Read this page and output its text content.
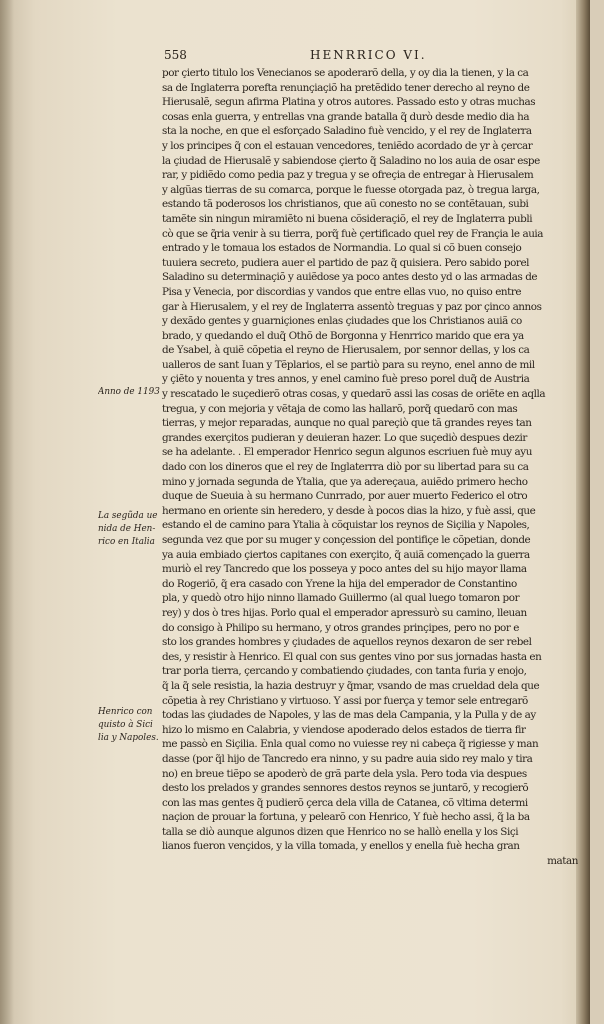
558	HENRRICO VI.
Anno de 1193
La segũda ue
nida de Hen-
rico en Italia
Henrico con
quisto à Sici
lia y Napoles.
por çierto titulo los Venecianos se apoderarõ della, y oy dia la tienen, y la ca
sa de Inglaterra porefta renunçiaçiõ ha pretẽdido tener derecho al reyno de
Hierusalẽ, segun afirma Platina y otros autores. Passado esto y otras muchas
cosas enla guerra, y entrellas vna grande batalla q̃ durò desde medio dia ha
sta la noche, en que el esforçado Saladino fuè vencido, y el rey de Inglaterra
y los principes q̃ con el estauan vencedores, teniẽdo acordado de yr à çercar
la çiudad de Hierusalẽ y sabiendose çierto q̃ Saladino no los auia de osar espe
rar, y pidiẽdo como pedia paz y tregua y se ofreçia de entregar à Hierusalem
y algũas tierras de su comarca, porque le fuesse otorgada paz, ò tregua larga,
estando tã poderosos los christianos, que aũ conesto no se contẽtauan, subi
tamẽte sin ningun miramiẽto ni buena cõsideraçiõ, el rey de Inglaterra publi
cò que se q̃ria venir à su tierra, porq̃ fuè çertificado quel rey de Françia le auia
entrado y le tomaua los estados de Normandia. Lo qual si cõ buen consejo
tuuiera secreto, pudiera auer el partido de paz q̃ quisiera. Pero sabido porel
Saladino su determinaçiõ y auiẽdose ya poco antes desto yd o las armadas de
Pisa y Venecia, por discordias y vandos que entre ellas vuo, no quiso entre
gar à Hierusalem, y el rey de Inglaterra assentò treguas y paz por çinco annos
y dexãdo gentes y guarniçiones enlas çiudades que los Christianos auiã co
brado, y quedando el duq̃ Othõ de Borgonna y Henrrico marido que era ya
de Ysabel, à quiẽ cõpetia el reyno de Hierusalem, por sennor dellas, y los ca
ualleros de sant Iuan y Tẽplarios, el se partiò para su reyno, enel anno de mil
y çiẽto y nouenta y tres annos, y enel camino fuè preso porel duq̃ de Austria
y rescatado le suçedierõ otras cosas, y quedarõ assi las cosas de oriẽte en aqlla
tregua, y con mejoria y vẽtaja de como las hallarõ, porq̃ quedarõ con mas
tierras, y mejor reparadas, aunque no qual pareçiò que tã grandes reyes tan
grandes exerçitos pudieran y deuieran hazer. Lo que suçediò despues dezir
se ha adelante. . El emperador Henrico segun algunos escriuen fuè muy ayu
dado con los dineros que el rey de Inglaterrra diò por su libertad para su ca
mino y jornada segunda de Ytalia, que ya adereçaua, auiẽdo primero hecho
duque de Sueuia à su hermano Cunrrado, por auer muerto Federico el otro
hermano en oriente sin heredero, y desde à pocos dias la hizo, y fuè assi, que
estando el de camino para Ytalia à cõquistar los reynos de Siçilia y Napoles,
segunda vez que por su muger y conçession del pontifiçe le cõpetian, donde
ya auia embiado çiertos capitanes con exerçito, q̃ auiã començado la guerra
muriò el rey Tancredo que los posseya y poco antes del su hijo mayor llama
do Rogeriõ, q̃ era casado con Yrene la hija del emperador de Constantino
pla, y quedò otro hijo ninno llamado Guillermo (al qual luego tomaron por
rey) y dos ò tres hijas. Porlo qual el emperador apressurò su camino, lleuan
do consigo à Philipo su hermano, y otros grandes prinçipes, pero no por e
sto los grandes hombres y çiudades de aquellos reynos dexaron de ser rebel
des, y resistir à Henrico. El qual con sus gentes vino por sus jornadas hasta en
trar porla tierra, çercando y combatiendo çiudades, con tanta furia y enojo,
q̃ la q̃ sele resistia, la hazia destruyr y q̃mar, vsando de mas crueldad dela que
cõpetia à rey Christiano y virtuoso. Y assi por fuerça y temor sele entregarõ
todas las çiudades de Napoles, y las de mas dela Campania, y la Pulla y de ay
hizo lo mismo en Calabria, y viendose apoderado delos estados de tierra fir
me passò en Siçilia. Enla qual como no vuiesse rey ni cabeça q̃ rigiesse y man
dasse (por q̃l hijo de Tancredo era ninno, y su padre auia sido rey malo y tira
no) en breue tiẽpo se apoderò de grã parte dela ysla. Pero toda via despues
desto los prelados y grandes sennores destos reynos se juntarõ, y recogierõ
con las mas gentes q̃ pudierõ çerca dela villa de Catanea, cõ vltima determi
naçion de prouar la fortuna, y pelearõ con Henrico, Y fuè hecho assi, q̃ la ba
talla se diò aunque algunos dizen que Henrico no se hallò enella y los Siçi
lianos fueron vençidos, y la villa tomada, y enellos y enella fuè hecha gran
matan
------------------------
Aim of the exercise: In the entries above, find the lines containing the word "Hierusalẽ" and say how many there are, with no other words.

Solution for this problem: 2